[start SUPPLIED MATERIAL]
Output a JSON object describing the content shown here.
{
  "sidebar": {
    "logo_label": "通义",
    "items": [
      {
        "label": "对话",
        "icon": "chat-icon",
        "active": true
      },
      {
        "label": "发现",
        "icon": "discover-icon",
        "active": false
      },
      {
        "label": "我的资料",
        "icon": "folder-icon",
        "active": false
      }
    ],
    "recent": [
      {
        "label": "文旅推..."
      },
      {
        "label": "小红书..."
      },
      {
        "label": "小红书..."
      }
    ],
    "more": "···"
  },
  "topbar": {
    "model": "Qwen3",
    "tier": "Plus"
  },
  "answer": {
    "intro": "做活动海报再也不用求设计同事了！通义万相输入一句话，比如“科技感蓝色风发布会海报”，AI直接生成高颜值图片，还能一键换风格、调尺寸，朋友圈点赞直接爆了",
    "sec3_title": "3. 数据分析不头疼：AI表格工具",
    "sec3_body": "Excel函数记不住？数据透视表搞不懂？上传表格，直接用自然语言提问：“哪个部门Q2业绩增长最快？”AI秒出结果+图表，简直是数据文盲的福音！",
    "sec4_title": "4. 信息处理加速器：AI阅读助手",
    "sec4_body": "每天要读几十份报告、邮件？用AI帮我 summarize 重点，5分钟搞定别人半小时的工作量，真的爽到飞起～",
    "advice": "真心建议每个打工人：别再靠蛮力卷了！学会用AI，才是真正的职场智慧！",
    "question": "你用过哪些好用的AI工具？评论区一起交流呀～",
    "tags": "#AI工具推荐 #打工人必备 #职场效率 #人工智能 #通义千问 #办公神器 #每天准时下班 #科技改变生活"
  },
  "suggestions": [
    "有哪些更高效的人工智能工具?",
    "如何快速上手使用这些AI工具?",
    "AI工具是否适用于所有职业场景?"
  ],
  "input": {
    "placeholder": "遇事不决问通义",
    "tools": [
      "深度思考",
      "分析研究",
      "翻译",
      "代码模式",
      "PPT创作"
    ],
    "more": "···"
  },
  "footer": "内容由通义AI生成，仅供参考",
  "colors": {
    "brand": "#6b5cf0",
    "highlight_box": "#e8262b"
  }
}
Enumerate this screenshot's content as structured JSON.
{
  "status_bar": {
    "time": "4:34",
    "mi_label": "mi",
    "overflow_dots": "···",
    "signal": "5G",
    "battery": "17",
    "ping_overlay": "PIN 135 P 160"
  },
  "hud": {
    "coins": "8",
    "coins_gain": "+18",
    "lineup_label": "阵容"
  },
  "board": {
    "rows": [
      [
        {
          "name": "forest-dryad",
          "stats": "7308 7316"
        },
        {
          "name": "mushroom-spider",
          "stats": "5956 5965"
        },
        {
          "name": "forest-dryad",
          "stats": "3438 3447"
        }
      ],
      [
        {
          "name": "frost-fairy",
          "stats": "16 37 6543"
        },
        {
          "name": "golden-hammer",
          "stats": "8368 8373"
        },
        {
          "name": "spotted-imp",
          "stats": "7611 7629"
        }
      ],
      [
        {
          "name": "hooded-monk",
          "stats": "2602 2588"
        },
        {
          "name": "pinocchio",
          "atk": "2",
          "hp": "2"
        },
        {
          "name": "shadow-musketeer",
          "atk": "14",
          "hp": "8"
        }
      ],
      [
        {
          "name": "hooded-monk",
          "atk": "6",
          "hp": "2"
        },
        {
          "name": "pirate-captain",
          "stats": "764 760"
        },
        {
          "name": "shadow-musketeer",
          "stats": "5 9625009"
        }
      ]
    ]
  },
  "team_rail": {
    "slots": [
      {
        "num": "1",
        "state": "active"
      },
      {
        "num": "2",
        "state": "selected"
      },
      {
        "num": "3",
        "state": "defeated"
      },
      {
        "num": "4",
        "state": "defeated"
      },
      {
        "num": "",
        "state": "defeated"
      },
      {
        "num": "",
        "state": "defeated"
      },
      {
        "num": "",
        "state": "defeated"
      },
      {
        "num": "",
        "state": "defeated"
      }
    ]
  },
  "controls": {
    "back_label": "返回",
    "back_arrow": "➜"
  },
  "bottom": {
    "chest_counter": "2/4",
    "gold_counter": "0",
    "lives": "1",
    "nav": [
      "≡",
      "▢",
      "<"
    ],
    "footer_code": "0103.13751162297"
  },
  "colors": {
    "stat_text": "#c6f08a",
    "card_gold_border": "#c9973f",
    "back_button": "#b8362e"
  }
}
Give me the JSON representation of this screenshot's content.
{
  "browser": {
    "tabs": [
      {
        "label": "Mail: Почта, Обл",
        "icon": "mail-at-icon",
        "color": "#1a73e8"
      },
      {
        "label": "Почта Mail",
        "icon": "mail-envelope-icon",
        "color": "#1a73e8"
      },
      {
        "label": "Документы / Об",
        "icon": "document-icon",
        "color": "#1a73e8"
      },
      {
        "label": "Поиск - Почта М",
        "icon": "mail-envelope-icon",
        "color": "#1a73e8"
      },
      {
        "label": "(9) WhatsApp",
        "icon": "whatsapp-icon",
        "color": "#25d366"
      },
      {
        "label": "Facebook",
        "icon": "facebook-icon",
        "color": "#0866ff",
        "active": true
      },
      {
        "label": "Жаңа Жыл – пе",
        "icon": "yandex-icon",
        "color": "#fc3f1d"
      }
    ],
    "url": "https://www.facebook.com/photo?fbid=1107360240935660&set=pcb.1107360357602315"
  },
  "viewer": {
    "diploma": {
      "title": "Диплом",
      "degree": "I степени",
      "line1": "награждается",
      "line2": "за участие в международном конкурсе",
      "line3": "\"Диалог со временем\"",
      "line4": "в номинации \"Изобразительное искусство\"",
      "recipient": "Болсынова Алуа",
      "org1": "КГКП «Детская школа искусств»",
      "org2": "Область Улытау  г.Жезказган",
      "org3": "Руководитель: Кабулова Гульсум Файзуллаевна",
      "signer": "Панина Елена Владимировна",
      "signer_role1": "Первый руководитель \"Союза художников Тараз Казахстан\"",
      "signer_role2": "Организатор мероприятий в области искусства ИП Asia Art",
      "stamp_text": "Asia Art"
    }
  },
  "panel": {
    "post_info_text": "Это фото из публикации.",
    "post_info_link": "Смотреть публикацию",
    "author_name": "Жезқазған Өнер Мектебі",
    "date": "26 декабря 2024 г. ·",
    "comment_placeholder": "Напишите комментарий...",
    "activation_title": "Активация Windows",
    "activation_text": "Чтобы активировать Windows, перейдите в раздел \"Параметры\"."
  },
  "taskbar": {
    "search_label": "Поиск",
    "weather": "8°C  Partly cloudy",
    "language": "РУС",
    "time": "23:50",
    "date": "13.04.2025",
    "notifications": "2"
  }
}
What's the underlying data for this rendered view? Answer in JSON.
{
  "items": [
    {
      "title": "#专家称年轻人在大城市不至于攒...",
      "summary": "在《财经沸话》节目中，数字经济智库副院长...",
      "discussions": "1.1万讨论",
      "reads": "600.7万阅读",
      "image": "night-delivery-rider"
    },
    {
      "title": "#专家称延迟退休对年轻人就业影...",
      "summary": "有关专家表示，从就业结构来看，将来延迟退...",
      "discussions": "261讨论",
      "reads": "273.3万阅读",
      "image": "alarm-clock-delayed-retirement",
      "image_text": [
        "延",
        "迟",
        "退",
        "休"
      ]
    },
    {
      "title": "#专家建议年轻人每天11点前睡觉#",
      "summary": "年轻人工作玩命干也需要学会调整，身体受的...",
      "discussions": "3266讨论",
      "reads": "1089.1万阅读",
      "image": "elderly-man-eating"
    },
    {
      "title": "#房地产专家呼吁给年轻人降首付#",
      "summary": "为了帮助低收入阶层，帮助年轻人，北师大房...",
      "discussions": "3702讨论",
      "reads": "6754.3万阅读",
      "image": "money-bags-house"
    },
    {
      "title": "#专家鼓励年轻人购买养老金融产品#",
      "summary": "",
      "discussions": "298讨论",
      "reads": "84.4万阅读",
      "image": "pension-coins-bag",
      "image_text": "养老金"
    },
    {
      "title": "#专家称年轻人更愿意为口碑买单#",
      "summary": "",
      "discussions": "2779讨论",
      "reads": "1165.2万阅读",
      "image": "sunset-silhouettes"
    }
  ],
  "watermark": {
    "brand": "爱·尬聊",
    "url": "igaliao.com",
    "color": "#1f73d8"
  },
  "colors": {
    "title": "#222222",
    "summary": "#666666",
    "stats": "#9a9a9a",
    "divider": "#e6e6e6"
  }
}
[end SUPPLIED MATERIAL]
-- OBJECTIVE --
Where a line of the entries contains the word "this", copy that line.

-- IN RESPONSE --
Enumerate this screenshot's content as structured JSON.
Give me the JSON representation of this screenshot's content.
What's the underlying data for this rendered view? Answer in JSON.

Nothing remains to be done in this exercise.